• _Stated goal_: In the data below, locate each line with the word "Advanced" and list it.

(Records from a data collection)

↓

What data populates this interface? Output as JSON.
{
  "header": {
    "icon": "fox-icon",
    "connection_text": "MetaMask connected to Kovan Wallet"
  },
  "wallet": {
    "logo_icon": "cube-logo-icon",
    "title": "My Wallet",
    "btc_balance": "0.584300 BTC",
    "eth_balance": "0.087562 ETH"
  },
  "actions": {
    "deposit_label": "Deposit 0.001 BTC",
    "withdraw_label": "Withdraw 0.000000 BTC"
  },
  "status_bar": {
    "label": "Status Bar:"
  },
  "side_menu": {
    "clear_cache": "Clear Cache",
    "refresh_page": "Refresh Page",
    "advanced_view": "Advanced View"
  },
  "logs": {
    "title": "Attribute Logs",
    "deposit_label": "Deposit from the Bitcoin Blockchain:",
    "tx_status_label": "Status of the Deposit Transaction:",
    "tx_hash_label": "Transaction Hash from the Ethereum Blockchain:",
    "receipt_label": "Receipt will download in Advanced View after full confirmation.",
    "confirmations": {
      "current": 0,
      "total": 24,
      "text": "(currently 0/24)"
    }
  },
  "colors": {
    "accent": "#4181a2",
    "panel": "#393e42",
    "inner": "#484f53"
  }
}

↑

• _Solution to the problem_:
    "advanced_view": "Advanced View"
    "receipt_label": "Receipt will download in Advanced View after full confirmation.",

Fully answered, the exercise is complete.